## Written problem:
Below are some records. Say in a single number how many of their lines include the word "sách".

## Data listing:
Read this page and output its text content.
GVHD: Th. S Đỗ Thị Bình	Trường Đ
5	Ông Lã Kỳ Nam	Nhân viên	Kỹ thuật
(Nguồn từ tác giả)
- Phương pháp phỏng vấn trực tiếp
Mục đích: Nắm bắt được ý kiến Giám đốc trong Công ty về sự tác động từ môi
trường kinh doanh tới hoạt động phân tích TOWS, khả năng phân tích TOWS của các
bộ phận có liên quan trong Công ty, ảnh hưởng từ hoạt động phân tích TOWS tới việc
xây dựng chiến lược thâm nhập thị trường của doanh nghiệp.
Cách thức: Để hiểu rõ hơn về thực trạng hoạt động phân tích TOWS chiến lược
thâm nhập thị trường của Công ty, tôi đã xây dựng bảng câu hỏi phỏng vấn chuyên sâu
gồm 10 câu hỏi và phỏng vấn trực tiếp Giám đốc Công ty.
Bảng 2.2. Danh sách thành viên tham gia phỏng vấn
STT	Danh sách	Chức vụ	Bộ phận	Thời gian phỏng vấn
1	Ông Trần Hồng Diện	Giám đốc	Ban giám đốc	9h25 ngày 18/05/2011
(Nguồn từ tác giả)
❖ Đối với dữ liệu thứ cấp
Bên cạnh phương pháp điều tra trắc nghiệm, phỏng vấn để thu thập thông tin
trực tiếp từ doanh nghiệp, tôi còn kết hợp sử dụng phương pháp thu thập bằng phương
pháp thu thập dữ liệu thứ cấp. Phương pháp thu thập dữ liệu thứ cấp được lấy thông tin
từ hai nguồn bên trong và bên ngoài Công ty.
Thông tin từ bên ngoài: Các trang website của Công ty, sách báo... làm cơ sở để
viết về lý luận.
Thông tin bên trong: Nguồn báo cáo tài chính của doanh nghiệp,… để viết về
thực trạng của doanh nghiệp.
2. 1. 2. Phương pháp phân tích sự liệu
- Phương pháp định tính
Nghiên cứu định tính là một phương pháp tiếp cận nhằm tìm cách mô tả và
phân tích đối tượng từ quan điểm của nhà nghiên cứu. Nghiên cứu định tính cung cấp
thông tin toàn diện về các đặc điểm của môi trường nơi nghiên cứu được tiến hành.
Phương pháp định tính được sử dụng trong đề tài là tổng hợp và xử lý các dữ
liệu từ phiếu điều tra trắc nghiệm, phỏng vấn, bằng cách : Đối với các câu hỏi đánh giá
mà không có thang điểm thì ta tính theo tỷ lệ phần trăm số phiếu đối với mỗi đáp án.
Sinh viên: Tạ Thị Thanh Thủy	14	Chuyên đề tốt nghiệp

## Answer to this task:
3